--- RECORDS TO PROCESS ---

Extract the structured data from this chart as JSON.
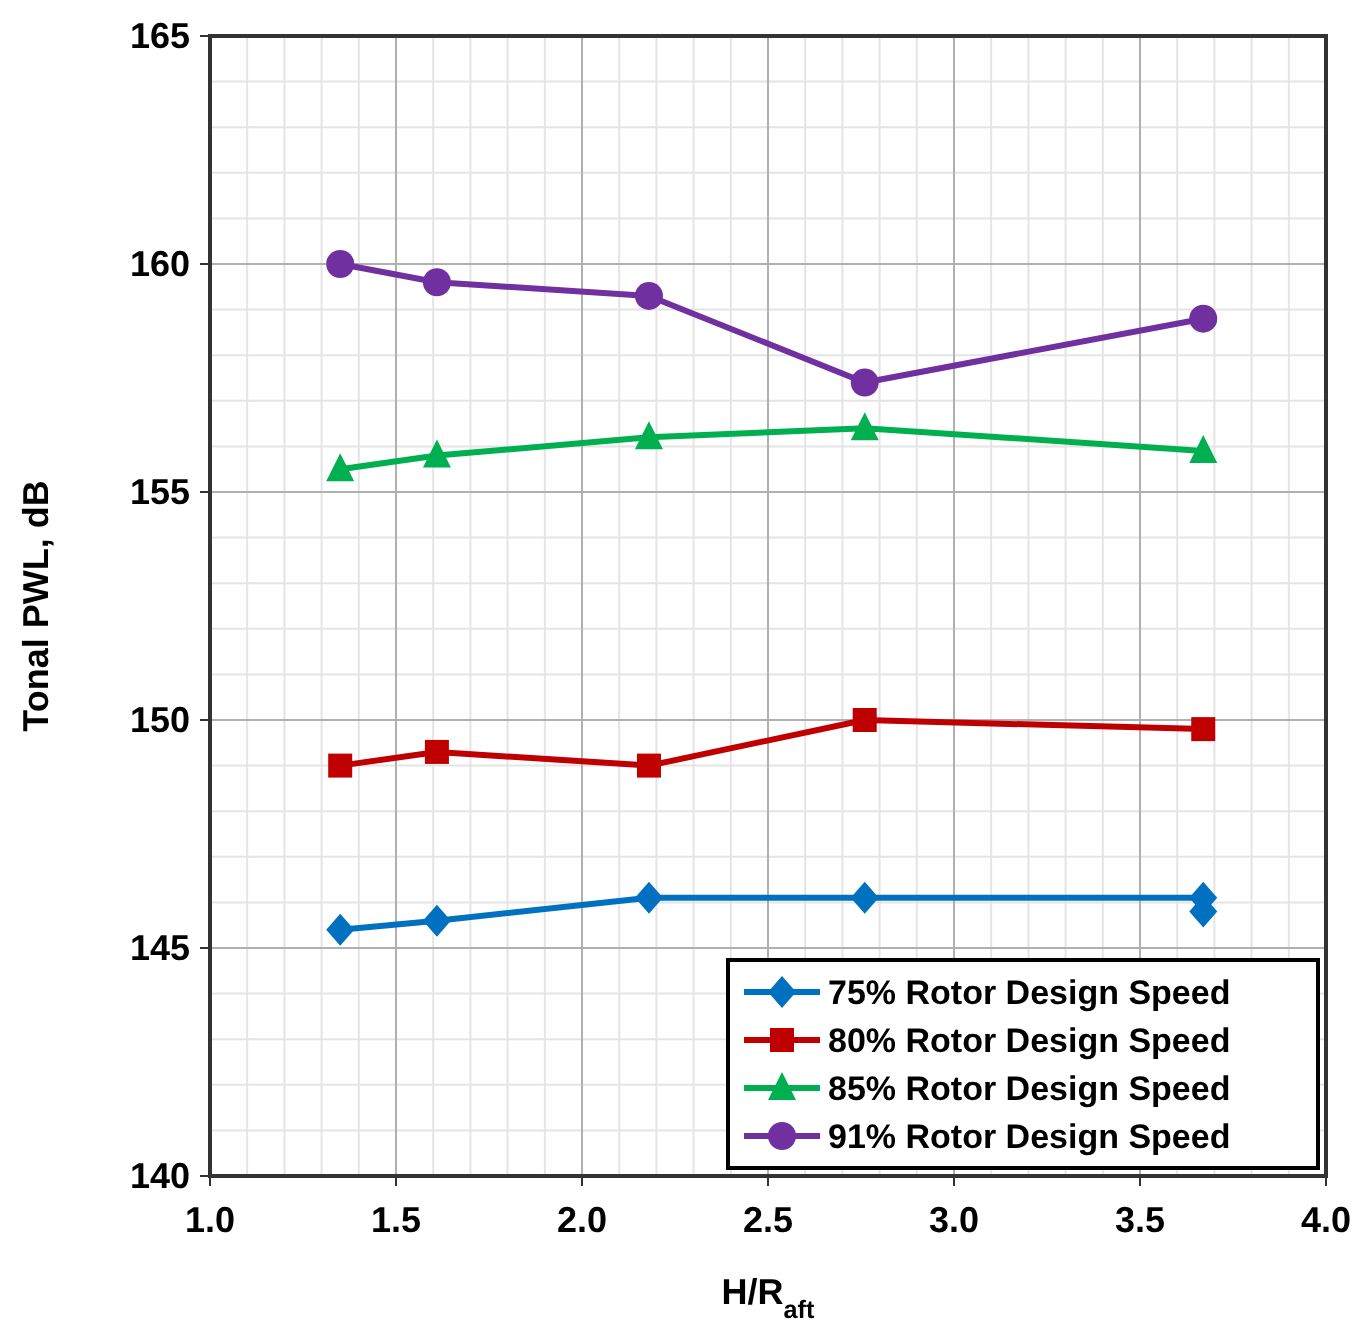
{
  "chart_data": {
    "type": "line",
    "xlabel": "H/R$_{aft}$",
    "ylabel": "Tonal PWL, dB",
    "xlim": [
      1.0,
      4.0
    ],
    "xticks": [
      {
        "value": 1.0,
        "label": "1.0"
      },
      {
        "value": 1.5,
        "label": "1.5"
      },
      {
        "value": 2.0,
        "label": "2.0"
      },
      {
        "value": 2.5,
        "label": "2.5"
      },
      {
        "value": 3.0,
        "label": "3.0"
      },
      {
        "value": 3.5,
        "label": "3.5"
      },
      {
        "value": 4.0,
        "label": "4.0"
      }
    ],
    "ylim": [
      140,
      165
    ],
    "yticks": [
      140,
      145,
      150,
      155,
      160,
      165
    ],
    "grid": true,
    "legend": "bottom right",
    "series": [
      {
        "name": "75% Rotor Design Speed",
        "color": "#0070c0",
        "marker": "diamond",
        "x": [
          1.35,
          1.61,
          2.18,
          2.76,
          3.67,
          3.67
        ],
        "values": [
          145.4,
          145.6,
          146.1,
          146.1,
          146.1,
          145.8
        ]
      },
      {
        "name": "80% Rotor Design Speed",
        "color": "#c00000",
        "marker": "square",
        "x": [
          1.35,
          1.61,
          2.18,
          2.76,
          3.67
        ],
        "values": [
          149.0,
          149.3,
          149.0,
          150.0,
          149.8
        ]
      },
      {
        "name": "85% Rotor Design Speed",
        "color": "#00b050",
        "marker": "triangle",
        "x": [
          1.35,
          1.61,
          2.18,
          2.76,
          3.67
        ],
        "values": [
          155.5,
          155.8,
          156.2,
          156.4,
          155.9
        ]
      },
      {
        "name": "91% Rotor Design Speed",
        "color": "#7030a0",
        "marker": "circle",
        "x": [
          1.35,
          1.61,
          2.18,
          2.76,
          3.67
        ],
        "values": [
          160.0,
          159.6,
          159.3,
          157.4,
          158.8
        ]
      }
    ]
  }
}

---

> [DIRECTIONS] Transcribe all of the records above character for character. Exclude the pictures.

> [WRITTEN RESPONSE]
Extract the structured data from this chart as JSON.
{
  "chart_data": {
    "type": "line",
    "xlabel": "H/R$_{aft}$",
    "ylabel": "Tonal PWL, dB",
    "xlim": [
      1.0,
      4.0
    ],
    "xticks": [
      {
        "value": 1.0,
        "label": "1.0"
      },
      {
        "value": 1.5,
        "label": "1.5"
      },
      {
        "value": 2.0,
        "label": "2.0"
      },
      {
        "value": 2.5,
        "label": "2.5"
      },
      {
        "value": 3.0,
        "label": "3.0"
      },
      {
        "value": 3.5,
        "label": "3.5"
      },
      {
        "value": 4.0,
        "label": "4.0"
      }
    ],
    "ylim": [
      140,
      165
    ],
    "yticks": [
      140,
      145,
      150,
      155,
      160,
      165
    ],
    "grid": true,
    "legend": "bottom right",
    "series": [
      {
        "name": "75% Rotor Design Speed",
        "color": "#0070c0",
        "marker": "diamond",
        "x": [
          1.35,
          1.61,
          2.18,
          2.76,
          3.67,
          3.67
        ],
        "values": [
          145.4,
          145.6,
          146.1,
          146.1,
          146.1,
          145.8
        ]
      },
      {
        "name": "80% Rotor Design Speed",
        "color": "#c00000",
        "marker": "square",
        "x": [
          1.35,
          1.61,
          2.18,
          2.76,
          3.67
        ],
        "values": [
          149.0,
          149.3,
          149.0,
          150.0,
          149.8
        ]
      },
      {
        "name": "85% Rotor Design Speed",
        "color": "#00b050",
        "marker": "triangle",
        "x": [
          1.35,
          1.61,
          2.18,
          2.76,
          3.67
        ],
        "values": [
          155.5,
          155.8,
          156.2,
          156.4,
          155.9
        ]
      },
      {
        "name": "91% Rotor Design Speed",
        "color": "#7030a0",
        "marker": "circle",
        "x": [
          1.35,
          1.61,
          2.18,
          2.76,
          3.67
        ],
        "values": [
          160.0,
          159.6,
          159.3,
          157.4,
          158.8
        ]
      }
    ]
  }
}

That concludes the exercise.